▶ Problem requirements: Your task is to locate every line holding the string "المعنية" and to copy each of them.

▶ Dataset content:
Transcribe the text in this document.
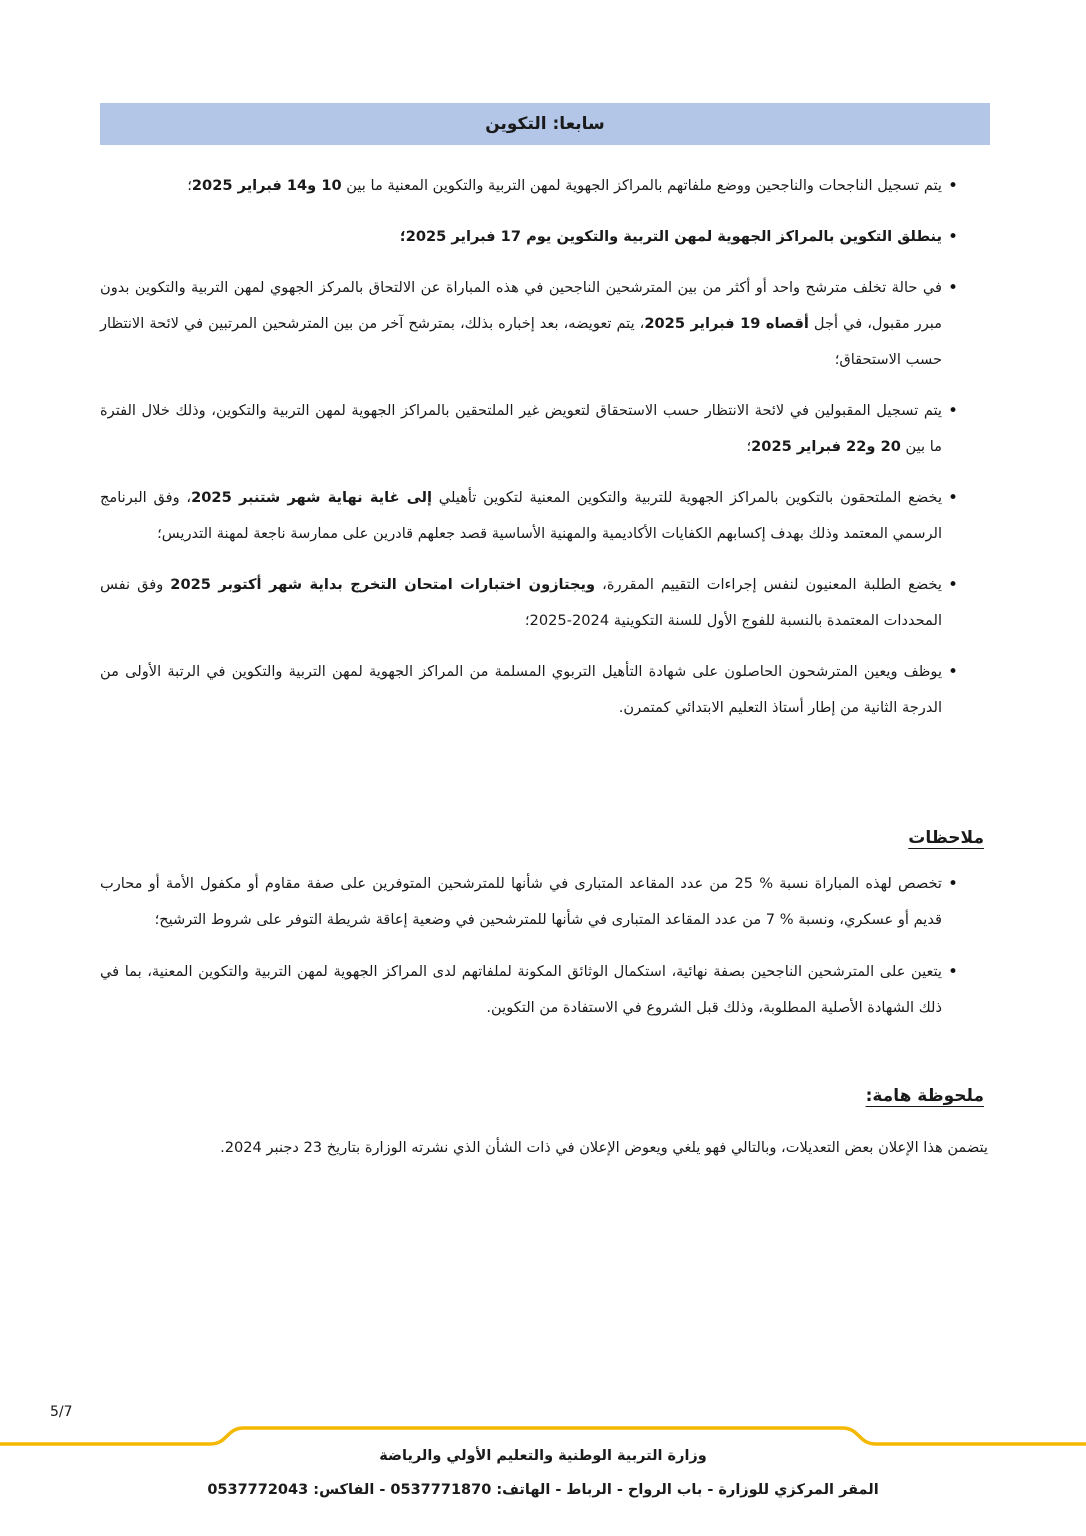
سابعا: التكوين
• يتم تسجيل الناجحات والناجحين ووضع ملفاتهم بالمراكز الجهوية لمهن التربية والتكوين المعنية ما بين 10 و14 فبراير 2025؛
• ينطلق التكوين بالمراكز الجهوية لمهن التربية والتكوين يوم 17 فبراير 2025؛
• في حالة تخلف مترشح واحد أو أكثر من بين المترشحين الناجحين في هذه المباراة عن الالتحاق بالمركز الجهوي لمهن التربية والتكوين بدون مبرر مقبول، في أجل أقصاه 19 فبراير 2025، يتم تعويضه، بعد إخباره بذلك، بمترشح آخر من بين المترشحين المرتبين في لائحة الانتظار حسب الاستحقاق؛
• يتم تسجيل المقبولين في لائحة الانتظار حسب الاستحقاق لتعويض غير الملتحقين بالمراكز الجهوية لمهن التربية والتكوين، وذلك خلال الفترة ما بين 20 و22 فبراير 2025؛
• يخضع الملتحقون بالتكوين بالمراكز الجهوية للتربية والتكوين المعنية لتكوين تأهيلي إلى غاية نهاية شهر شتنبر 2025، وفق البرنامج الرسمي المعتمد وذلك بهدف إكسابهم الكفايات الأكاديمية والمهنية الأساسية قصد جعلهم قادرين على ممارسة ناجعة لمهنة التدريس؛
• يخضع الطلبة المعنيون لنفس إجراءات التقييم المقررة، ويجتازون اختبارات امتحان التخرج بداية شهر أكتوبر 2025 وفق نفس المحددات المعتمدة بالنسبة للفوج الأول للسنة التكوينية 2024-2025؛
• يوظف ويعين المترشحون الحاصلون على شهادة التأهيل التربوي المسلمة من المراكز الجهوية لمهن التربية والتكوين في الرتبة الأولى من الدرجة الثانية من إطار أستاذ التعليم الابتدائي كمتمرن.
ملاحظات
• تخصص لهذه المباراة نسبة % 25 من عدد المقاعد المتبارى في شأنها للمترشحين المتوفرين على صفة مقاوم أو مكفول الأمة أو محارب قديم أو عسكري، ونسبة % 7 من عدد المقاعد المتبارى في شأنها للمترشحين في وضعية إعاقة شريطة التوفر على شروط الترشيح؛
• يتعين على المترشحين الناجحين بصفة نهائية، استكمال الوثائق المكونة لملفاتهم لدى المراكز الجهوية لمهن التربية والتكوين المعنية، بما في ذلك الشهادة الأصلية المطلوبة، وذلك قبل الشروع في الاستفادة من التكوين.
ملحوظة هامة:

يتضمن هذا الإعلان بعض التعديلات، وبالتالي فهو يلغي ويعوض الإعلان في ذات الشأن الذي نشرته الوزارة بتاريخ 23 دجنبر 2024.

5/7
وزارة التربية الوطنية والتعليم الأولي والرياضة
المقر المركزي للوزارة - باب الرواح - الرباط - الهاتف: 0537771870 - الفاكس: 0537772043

--

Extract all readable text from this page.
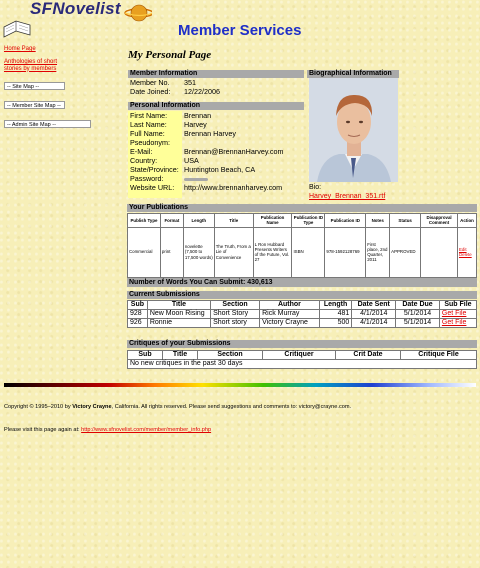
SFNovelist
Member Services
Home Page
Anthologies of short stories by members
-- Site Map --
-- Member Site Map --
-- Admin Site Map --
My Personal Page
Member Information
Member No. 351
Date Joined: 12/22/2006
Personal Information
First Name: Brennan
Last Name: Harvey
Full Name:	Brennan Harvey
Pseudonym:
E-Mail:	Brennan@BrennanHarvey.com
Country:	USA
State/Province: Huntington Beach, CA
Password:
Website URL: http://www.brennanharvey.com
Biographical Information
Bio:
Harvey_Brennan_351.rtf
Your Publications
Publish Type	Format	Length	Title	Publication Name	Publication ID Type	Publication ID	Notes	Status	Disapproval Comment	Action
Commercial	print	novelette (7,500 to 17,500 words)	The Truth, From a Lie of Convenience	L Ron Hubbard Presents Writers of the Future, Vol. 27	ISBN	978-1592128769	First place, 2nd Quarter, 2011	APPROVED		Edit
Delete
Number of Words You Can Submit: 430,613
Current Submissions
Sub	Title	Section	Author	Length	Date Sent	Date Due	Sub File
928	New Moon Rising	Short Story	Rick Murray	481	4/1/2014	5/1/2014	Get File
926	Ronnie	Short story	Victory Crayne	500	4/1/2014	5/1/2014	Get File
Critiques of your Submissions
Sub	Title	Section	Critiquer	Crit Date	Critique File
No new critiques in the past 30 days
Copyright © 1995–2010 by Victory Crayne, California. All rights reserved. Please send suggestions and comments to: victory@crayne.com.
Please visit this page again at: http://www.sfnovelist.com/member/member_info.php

▶ Exercise response:
• يتم تسجيل الناجحات والناجحين ووضع ملفاتهم بالمراكز الجهوية لمهن التربية والتكوين المعنية ما بين 10 و14 فبراير 2025؛
• يخضع الملتحقون بالتكوين بالمراكز الجهوية للتربية والتكوين المعنية لتكوين تأهيلي إلى غاية نهاية شهر شتنبر 2025، وفق البرنامج الرسمي المعتمد وذلك بهدف إكسابهم الكفايات الأكاديمية والمهنية الأساسية قصد جعلهم قادرين على ممارسة ناجعة لمهنة التدريس؛
• يتعين على المترشحين الناجحين بصفة نهائية، استكمال الوثائق المكونة لملفاتهم لدى المراكز الجهوية لمهن التربية والتكوين المعنية، بما في ذلك الشهادة الأصلية المطلوبة، وذلك قبل الشروع في الاستفادة من التكوين.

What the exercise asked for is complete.